Entries from a dataset
-- START --

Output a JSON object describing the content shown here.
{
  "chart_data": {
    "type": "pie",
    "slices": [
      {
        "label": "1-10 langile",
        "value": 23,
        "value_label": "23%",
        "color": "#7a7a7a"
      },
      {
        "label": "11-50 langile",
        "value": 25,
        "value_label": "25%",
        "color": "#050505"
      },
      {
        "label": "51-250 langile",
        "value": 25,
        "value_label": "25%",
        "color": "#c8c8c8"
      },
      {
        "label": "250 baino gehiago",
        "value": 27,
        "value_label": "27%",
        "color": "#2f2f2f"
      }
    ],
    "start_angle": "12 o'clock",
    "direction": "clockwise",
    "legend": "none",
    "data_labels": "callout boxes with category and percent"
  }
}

-- END --

Extract all the material, leaving every line as it is.

Output a JSON object describing the content shown here.
{
  "chart_data": {
    "type": "pie",
    "slices": [
      {
        "label": "1-10 langile",
        "value": 23,
        "value_label": "23%",
        "color": "#7a7a7a"
      },
      {
        "label": "11-50 langile",
        "value": 25,
        "value_label": "25%",
        "color": "#050505"
      },
      {
        "label": "51-250 langile",
        "value": 25,
        "value_label": "25%",
        "color": "#c8c8c8"
      },
      {
        "label": "250 baino gehiago",
        "value": 27,
        "value_label": "27%",
        "color": "#2f2f2f"
      }
    ],
    "start_angle": "12 o'clock",
    "direction": "clockwise",
    "legend": "none",
    "data_labels": "callout boxes with category and percent"
  }
}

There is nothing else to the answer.